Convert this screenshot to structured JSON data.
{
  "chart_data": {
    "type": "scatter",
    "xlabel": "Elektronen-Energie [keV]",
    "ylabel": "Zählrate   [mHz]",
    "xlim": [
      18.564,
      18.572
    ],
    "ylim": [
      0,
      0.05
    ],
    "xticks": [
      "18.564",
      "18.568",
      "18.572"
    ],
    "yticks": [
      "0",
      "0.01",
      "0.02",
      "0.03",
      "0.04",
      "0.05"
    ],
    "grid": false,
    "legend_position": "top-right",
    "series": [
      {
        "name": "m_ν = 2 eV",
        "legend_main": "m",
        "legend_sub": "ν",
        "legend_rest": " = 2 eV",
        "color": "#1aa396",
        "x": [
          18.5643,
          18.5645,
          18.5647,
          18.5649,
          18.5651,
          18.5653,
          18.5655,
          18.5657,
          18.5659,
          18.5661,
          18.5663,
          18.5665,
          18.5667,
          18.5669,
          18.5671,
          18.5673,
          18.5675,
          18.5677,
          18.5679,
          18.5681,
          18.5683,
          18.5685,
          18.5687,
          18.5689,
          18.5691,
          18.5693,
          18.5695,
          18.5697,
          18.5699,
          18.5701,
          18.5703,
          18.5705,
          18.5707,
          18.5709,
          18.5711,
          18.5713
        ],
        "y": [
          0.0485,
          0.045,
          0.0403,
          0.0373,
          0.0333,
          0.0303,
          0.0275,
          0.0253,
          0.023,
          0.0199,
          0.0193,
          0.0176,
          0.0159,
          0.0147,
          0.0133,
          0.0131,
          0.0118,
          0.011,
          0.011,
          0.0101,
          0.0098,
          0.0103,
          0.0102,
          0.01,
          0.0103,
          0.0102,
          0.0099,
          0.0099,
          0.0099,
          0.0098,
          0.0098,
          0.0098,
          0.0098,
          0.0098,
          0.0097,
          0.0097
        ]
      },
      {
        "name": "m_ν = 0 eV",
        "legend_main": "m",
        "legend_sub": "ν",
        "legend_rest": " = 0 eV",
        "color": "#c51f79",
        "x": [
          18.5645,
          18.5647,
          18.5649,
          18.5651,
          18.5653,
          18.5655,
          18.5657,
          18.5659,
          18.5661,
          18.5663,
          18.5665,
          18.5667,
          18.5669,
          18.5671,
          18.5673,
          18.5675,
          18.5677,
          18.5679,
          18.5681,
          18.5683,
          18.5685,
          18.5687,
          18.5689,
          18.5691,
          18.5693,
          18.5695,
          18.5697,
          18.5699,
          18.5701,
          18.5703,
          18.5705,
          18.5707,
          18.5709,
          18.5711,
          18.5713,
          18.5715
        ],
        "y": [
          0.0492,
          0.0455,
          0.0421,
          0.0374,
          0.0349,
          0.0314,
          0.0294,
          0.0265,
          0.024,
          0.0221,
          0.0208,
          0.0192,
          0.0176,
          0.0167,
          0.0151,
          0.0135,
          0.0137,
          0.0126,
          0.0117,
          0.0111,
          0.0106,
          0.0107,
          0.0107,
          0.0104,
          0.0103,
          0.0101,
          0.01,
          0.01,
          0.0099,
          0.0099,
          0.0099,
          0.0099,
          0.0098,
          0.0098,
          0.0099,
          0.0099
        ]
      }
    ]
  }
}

» **Work to complete**
Restate each record word for word.

» **Written response**
Convert this screenshot to structured JSON data.
{
  "chart_data": {
    "type": "scatter",
    "xlabel": "Elektronen-Energie [keV]",
    "ylabel": "Zählrate   [mHz]",
    "xlim": [
      18.564,
      18.572
    ],
    "ylim": [
      0,
      0.05
    ],
    "xticks": [
      "18.564",
      "18.568",
      "18.572"
    ],
    "yticks": [
      "0",
      "0.01",
      "0.02",
      "0.03",
      "0.04",
      "0.05"
    ],
    "grid": false,
    "legend_position": "top-right",
    "series": [
      {
        "name": "m_ν = 2 eV",
        "legend_main": "m",
        "legend_sub": "ν",
        "legend_rest": " = 2 eV",
        "color": "#1aa396",
        "x": [
          18.5643,
          18.5645,
          18.5647,
          18.5649,
          18.5651,
          18.5653,
          18.5655,
          18.5657,
          18.5659,
          18.5661,
          18.5663,
          18.5665,
          18.5667,
          18.5669,
          18.5671,
          18.5673,
          18.5675,
          18.5677,
          18.5679,
          18.5681,
          18.5683,
          18.5685,
          18.5687,
          18.5689,
          18.5691,
          18.5693,
          18.5695,
          18.5697,
          18.5699,
          18.5701,
          18.5703,
          18.5705,
          18.5707,
          18.5709,
          18.5711,
          18.5713
        ],
        "y": [
          0.0485,
          0.045,
          0.0403,
          0.0373,
          0.0333,
          0.0303,
          0.0275,
          0.0253,
          0.023,
          0.0199,
          0.0193,
          0.0176,
          0.0159,
          0.0147,
          0.0133,
          0.0131,
          0.0118,
          0.011,
          0.011,
          0.0101,
          0.0098,
          0.0103,
          0.0102,
          0.01,
          0.0103,
          0.0102,
          0.0099,
          0.0099,
          0.0099,
          0.0098,
          0.0098,
          0.0098,
          0.0098,
          0.0098,
          0.0097,
          0.0097
        ]
      },
      {
        "name": "m_ν = 0 eV",
        "legend_main": "m",
        "legend_sub": "ν",
        "legend_rest": " = 0 eV",
        "color": "#c51f79",
        "x": [
          18.5645,
          18.5647,
          18.5649,
          18.5651,
          18.5653,
          18.5655,
          18.5657,
          18.5659,
          18.5661,
          18.5663,
          18.5665,
          18.5667,
          18.5669,
          18.5671,
          18.5673,
          18.5675,
          18.5677,
          18.5679,
          18.5681,
          18.5683,
          18.5685,
          18.5687,
          18.5689,
          18.5691,
          18.5693,
          18.5695,
          18.5697,
          18.5699,
          18.5701,
          18.5703,
          18.5705,
          18.5707,
          18.5709,
          18.5711,
          18.5713,
          18.5715
        ],
        "y": [
          0.0492,
          0.0455,
          0.0421,
          0.0374,
          0.0349,
          0.0314,
          0.0294,
          0.0265,
          0.024,
          0.0221,
          0.0208,
          0.0192,
          0.0176,
          0.0167,
          0.0151,
          0.0135,
          0.0137,
          0.0126,
          0.0117,
          0.0111,
          0.0106,
          0.0107,
          0.0107,
          0.0104,
          0.0103,
          0.0101,
          0.01,
          0.01,
          0.0099,
          0.0099,
          0.0099,
          0.0099,
          0.0098,
          0.0098,
          0.0099,
          0.0099
        ]
      }
    ]
  }
}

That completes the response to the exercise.